Filter the entries and keep only the lines where the string "provisional" appears.

** Begin Provided material **

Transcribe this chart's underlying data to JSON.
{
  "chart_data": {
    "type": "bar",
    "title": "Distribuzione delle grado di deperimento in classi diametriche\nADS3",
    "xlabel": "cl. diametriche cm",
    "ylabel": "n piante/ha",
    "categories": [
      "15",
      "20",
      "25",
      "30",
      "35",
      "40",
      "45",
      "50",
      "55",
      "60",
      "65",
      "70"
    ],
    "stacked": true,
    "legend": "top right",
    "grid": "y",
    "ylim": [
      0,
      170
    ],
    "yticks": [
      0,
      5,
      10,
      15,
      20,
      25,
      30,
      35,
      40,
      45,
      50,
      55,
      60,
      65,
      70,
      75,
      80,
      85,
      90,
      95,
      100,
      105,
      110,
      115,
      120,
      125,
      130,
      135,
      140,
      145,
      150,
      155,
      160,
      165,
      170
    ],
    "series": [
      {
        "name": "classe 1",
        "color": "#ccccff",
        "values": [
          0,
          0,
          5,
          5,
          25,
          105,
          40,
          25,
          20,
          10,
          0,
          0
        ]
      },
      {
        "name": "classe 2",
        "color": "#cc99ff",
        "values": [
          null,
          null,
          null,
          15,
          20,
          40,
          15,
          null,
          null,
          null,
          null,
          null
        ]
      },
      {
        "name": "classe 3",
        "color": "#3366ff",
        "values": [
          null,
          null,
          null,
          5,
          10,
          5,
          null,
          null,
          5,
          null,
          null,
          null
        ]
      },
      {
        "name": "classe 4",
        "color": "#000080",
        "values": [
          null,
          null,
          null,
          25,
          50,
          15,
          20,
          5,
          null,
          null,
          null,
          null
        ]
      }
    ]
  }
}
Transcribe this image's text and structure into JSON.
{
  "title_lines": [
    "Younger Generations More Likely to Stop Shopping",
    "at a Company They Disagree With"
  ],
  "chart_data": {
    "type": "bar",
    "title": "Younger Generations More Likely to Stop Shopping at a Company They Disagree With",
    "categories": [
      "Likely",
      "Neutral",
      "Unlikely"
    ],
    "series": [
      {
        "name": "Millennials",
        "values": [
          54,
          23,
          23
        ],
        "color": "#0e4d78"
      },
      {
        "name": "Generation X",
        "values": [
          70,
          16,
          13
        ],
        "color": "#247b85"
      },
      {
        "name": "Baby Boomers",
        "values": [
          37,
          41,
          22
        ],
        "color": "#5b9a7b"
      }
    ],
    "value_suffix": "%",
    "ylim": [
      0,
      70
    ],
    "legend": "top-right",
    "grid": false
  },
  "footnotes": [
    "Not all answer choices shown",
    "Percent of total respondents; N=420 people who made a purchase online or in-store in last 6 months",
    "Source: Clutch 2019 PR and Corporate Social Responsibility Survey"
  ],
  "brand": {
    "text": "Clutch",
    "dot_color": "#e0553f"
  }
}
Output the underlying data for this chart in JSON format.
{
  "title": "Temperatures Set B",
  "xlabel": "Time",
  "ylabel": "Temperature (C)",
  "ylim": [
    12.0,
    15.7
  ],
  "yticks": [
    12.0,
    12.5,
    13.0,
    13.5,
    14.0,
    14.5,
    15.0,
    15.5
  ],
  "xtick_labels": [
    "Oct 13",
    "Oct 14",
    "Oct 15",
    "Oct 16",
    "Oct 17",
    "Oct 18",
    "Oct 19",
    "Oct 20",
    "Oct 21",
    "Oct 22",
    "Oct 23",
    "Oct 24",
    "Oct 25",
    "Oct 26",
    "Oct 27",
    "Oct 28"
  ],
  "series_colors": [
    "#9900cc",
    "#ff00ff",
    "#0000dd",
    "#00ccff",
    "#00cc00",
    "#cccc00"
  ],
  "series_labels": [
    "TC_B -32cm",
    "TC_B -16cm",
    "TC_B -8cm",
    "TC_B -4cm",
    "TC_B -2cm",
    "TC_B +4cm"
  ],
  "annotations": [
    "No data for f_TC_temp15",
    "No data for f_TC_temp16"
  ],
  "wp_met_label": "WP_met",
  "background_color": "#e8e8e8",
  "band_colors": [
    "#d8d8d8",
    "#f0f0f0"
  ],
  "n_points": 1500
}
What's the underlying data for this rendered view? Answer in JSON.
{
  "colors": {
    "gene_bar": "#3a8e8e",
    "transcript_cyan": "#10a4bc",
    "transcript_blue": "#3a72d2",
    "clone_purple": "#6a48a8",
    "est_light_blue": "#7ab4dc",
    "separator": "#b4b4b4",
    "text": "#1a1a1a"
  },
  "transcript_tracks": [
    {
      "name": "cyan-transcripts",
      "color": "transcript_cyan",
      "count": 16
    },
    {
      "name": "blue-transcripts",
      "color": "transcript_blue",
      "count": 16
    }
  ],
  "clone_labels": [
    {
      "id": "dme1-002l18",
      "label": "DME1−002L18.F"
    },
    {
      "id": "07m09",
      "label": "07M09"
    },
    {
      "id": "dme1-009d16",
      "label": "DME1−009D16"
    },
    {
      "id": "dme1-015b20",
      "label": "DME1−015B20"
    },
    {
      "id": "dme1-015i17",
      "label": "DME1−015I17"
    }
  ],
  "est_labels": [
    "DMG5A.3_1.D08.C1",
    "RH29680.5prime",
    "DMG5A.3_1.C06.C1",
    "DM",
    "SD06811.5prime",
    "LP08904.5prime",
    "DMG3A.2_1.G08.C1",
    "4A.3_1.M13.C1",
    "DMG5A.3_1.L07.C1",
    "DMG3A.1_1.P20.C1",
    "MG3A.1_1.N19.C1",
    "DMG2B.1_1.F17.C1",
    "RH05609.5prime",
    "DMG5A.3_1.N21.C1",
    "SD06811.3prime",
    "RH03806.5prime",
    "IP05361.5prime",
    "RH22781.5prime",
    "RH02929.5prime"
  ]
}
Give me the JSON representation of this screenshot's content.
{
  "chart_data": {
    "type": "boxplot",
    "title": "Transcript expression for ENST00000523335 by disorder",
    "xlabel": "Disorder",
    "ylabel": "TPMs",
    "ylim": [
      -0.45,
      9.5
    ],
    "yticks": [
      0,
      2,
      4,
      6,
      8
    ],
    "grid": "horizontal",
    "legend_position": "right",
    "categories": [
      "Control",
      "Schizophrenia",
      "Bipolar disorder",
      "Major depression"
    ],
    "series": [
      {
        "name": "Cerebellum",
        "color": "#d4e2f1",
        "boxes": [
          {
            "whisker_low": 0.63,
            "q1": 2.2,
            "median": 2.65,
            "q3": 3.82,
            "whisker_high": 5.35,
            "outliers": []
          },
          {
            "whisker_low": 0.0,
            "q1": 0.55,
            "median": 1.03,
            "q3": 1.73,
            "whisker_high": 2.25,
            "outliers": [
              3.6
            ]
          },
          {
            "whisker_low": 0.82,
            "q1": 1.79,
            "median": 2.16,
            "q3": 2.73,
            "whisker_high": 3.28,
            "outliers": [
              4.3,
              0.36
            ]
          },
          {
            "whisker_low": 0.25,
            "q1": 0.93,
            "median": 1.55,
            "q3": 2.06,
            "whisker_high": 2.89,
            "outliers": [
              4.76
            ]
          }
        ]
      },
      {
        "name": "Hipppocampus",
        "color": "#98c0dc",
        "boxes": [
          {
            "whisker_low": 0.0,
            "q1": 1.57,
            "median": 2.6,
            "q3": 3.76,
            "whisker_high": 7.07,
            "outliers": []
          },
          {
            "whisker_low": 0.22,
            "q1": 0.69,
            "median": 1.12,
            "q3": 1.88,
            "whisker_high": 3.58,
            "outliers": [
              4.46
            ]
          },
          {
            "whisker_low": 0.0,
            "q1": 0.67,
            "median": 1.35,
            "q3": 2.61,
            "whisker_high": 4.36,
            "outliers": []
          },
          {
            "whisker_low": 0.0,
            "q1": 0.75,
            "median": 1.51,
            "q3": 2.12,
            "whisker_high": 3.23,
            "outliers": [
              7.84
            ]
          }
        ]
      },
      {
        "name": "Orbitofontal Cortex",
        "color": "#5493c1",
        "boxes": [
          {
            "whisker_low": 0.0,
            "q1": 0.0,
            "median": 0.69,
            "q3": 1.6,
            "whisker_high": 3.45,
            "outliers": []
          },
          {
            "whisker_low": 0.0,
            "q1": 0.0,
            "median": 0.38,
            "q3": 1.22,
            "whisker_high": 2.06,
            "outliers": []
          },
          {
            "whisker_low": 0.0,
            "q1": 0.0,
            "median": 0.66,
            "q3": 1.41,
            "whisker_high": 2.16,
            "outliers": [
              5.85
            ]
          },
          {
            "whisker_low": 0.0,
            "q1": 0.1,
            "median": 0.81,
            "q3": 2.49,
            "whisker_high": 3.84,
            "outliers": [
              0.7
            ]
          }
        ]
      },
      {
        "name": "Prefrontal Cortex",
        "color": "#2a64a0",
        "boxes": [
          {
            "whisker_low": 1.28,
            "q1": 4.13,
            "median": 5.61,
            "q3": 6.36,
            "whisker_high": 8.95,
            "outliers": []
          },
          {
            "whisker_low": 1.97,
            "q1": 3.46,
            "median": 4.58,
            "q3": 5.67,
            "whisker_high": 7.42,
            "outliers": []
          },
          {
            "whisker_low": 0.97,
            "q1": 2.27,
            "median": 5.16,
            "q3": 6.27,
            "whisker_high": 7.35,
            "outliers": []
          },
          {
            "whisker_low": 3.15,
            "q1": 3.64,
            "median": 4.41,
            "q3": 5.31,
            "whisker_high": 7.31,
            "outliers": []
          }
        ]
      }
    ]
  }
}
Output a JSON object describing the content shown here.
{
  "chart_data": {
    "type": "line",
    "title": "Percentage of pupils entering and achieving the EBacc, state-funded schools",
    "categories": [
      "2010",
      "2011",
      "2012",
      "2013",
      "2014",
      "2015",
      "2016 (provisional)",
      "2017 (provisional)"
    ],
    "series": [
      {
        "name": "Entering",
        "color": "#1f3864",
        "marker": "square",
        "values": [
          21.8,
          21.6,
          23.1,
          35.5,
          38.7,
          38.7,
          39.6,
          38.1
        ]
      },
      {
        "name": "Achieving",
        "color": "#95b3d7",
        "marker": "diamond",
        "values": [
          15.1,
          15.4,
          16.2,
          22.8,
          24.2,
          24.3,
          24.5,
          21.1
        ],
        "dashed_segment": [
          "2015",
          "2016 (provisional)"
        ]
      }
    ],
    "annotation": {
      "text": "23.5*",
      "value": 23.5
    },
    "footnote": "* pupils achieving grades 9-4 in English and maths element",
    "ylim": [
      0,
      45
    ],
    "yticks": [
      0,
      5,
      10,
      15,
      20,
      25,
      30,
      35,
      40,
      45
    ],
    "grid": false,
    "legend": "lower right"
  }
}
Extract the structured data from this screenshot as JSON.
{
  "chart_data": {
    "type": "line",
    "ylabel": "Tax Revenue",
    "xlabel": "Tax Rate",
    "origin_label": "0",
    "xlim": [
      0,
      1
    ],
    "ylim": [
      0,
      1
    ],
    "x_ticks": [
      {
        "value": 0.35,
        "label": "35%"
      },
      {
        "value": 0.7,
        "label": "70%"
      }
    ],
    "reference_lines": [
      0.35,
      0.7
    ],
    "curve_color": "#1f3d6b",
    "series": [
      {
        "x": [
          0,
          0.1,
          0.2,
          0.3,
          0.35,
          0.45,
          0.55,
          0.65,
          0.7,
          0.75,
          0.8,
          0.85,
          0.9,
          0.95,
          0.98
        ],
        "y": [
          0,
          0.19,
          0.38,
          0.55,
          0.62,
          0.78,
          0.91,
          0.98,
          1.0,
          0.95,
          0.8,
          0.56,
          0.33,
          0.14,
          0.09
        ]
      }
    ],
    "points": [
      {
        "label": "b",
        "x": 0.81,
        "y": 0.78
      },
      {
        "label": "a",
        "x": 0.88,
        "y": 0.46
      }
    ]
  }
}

** End Provided material **

- **Answer to the problem**:
      "2016 (provisional)",
      "2017 (provisional)"
          "2016 (provisional)"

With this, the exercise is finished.